» **Data excerpts**

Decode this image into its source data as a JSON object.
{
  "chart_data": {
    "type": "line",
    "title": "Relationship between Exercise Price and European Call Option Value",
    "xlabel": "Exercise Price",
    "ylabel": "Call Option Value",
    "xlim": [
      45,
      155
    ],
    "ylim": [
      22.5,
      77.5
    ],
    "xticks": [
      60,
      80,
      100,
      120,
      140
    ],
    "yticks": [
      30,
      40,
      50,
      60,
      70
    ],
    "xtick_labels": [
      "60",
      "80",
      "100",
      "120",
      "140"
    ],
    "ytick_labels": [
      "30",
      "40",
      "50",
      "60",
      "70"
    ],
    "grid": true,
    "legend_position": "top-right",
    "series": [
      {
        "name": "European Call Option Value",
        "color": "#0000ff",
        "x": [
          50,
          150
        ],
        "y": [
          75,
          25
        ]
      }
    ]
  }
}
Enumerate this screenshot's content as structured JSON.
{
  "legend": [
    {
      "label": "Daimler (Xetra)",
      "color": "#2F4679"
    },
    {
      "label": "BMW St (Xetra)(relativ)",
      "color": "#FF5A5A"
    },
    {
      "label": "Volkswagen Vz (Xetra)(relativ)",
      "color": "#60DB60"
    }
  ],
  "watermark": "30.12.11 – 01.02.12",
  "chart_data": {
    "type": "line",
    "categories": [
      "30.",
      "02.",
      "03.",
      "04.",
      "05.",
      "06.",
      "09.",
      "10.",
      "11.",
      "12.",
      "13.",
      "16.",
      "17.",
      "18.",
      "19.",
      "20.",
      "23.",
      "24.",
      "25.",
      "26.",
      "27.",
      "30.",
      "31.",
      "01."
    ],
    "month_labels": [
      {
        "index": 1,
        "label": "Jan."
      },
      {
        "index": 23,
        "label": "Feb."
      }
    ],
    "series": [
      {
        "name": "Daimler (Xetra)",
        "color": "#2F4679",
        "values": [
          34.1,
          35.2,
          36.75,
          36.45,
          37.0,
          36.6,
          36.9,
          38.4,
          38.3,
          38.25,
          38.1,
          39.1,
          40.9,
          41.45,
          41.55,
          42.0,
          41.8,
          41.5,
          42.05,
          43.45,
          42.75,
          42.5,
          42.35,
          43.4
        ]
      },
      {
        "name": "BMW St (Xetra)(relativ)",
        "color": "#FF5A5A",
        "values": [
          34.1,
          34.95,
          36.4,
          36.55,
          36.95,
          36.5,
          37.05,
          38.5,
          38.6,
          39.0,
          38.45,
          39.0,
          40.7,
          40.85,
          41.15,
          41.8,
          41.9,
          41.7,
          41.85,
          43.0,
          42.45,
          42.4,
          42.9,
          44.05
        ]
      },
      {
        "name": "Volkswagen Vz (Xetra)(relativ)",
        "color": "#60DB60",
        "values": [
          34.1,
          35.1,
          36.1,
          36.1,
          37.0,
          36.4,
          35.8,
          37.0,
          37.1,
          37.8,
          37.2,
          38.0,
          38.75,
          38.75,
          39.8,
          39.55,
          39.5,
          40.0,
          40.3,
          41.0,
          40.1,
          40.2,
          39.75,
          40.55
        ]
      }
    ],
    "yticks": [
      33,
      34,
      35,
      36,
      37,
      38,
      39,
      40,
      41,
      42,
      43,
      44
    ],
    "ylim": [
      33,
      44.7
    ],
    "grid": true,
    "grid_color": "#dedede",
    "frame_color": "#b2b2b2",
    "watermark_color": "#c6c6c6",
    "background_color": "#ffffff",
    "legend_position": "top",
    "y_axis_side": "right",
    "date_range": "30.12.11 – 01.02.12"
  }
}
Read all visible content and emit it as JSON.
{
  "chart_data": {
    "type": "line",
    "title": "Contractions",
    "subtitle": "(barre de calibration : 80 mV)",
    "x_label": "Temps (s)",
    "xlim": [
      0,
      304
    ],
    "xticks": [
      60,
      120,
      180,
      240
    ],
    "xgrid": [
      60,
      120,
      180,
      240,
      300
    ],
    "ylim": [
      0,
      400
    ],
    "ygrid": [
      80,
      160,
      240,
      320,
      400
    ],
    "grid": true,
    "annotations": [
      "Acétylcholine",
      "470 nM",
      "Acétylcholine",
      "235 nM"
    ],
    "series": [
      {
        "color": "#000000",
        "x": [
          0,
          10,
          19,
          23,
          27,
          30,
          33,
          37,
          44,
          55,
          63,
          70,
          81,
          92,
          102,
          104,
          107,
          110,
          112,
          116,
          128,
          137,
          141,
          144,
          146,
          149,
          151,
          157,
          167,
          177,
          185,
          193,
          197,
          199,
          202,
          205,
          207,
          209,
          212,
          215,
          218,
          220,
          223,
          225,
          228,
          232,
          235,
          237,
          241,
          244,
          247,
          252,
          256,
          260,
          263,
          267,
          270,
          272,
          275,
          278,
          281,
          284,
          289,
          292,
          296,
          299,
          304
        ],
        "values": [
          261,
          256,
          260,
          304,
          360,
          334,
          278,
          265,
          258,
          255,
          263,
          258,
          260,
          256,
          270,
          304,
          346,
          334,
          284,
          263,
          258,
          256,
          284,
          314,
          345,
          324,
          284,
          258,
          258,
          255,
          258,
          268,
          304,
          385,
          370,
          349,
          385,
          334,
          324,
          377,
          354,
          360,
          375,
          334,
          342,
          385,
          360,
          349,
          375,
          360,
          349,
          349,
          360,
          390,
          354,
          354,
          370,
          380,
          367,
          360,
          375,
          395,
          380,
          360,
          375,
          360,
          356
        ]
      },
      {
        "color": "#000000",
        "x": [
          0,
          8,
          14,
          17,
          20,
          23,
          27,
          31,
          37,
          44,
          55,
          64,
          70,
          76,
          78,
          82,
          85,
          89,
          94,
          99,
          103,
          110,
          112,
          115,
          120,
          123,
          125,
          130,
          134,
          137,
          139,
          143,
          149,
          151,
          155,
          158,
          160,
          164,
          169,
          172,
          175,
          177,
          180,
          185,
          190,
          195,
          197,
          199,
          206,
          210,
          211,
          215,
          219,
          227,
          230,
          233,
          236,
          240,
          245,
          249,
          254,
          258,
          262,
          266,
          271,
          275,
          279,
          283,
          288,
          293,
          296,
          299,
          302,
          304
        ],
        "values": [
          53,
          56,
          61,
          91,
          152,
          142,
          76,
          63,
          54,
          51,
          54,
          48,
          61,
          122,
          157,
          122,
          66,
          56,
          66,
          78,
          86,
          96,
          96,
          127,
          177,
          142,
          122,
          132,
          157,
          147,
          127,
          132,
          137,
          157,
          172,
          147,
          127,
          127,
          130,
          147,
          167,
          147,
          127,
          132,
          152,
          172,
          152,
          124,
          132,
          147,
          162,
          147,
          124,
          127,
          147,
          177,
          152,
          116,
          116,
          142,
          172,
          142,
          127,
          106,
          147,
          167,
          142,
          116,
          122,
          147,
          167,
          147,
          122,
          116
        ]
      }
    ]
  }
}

» **Stated goal**
Find the lines of the material that hold the word "Volkswagen" and report their count alone.

» **Output of the exercise**
2